-- HOW TO COMPLETE THIS TASK --
Which lines of the data contain the string "efter"? Copy every one.

Records of document pages and text
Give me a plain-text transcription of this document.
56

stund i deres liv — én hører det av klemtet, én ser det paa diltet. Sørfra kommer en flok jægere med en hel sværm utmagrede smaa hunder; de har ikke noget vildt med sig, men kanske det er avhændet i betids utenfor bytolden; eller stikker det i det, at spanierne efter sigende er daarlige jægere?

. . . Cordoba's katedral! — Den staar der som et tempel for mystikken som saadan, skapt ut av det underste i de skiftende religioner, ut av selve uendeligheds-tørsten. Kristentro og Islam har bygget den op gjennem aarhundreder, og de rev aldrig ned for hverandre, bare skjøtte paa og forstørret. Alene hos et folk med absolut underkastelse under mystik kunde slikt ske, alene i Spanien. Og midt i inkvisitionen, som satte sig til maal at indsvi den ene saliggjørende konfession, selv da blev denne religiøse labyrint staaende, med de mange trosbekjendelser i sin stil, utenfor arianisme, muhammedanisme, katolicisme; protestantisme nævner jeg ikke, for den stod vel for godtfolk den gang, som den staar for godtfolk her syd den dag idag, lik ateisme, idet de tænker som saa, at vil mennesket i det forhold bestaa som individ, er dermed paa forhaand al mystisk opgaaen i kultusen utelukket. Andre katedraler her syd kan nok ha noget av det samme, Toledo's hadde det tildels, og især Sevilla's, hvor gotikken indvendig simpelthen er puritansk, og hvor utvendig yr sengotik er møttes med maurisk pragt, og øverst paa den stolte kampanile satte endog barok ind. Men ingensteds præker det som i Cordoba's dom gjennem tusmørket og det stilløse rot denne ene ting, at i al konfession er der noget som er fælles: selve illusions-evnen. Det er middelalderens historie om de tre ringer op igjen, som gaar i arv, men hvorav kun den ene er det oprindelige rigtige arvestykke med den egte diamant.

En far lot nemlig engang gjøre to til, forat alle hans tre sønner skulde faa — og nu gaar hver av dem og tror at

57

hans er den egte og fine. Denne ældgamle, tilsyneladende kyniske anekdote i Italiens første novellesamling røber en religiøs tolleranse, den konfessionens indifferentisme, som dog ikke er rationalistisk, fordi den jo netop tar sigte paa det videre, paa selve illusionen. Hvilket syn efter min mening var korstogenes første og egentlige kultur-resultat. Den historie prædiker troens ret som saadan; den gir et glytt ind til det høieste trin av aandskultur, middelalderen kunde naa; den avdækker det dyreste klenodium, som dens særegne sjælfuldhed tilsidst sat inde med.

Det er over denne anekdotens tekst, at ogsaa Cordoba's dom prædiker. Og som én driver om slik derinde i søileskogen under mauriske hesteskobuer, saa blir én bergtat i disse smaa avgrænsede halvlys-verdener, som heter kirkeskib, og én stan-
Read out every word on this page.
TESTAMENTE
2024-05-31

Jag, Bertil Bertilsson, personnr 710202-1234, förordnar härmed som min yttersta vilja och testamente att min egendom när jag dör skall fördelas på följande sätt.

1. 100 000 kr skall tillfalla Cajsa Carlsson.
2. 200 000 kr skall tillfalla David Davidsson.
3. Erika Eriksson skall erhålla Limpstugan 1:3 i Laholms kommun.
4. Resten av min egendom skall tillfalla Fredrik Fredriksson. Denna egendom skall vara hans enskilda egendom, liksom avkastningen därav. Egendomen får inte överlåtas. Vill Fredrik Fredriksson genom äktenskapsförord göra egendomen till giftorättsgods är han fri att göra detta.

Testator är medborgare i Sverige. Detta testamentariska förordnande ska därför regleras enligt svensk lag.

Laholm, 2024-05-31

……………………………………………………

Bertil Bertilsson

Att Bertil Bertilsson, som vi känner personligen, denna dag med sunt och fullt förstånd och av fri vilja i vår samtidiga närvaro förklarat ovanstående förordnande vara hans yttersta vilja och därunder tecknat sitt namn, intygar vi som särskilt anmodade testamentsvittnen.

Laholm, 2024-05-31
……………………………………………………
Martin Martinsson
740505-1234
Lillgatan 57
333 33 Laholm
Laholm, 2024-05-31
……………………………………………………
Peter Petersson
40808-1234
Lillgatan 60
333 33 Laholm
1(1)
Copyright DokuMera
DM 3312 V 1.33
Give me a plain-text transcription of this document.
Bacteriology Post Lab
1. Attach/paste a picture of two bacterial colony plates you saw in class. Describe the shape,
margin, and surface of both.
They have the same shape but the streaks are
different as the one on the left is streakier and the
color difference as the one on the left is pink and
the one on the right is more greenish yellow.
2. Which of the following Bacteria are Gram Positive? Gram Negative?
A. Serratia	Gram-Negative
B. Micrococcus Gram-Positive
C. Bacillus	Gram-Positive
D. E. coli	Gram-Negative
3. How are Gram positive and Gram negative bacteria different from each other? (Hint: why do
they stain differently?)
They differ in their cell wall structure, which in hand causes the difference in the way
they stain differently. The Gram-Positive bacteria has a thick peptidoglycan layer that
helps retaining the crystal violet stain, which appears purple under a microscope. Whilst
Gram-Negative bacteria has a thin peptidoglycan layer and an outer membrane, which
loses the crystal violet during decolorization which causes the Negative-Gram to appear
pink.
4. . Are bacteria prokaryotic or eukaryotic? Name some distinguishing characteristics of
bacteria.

-- SOLUTION FOR THIS EXERCISE --
stund i deres liv — én hører det av klemtet, én ser det paa diltet. Sørfra kommer en flok jægere med en hel sværm utmagrede smaa hunder; de har ikke noget vildt med sig, men kanske det er avhændet i betids utenfor bytolden; eller stikker det i det, at spanierne efter sigende er daarlige jægere?
hans er den egte og fine. Denne ældgamle, tilsyneladende kyniske anekdote i Italiens første novellesamling røber en religiøs tolleranse, den konfessionens indifferentisme, som dog ikke er rationalistisk, fordi den jo netop tar sigte paa det videre, paa selve illusionen. Hvilket syn efter min mening var korstogenes første og egentlige kultur-resultat. Den historie prædiker troens ret som saadan; den gir et glytt ind til det høieste trin av aandskultur, middelalderen kunde naa; den avdækker det dyreste klenodium, som dens særegne sjælfuldhed tilsidst sat inde med.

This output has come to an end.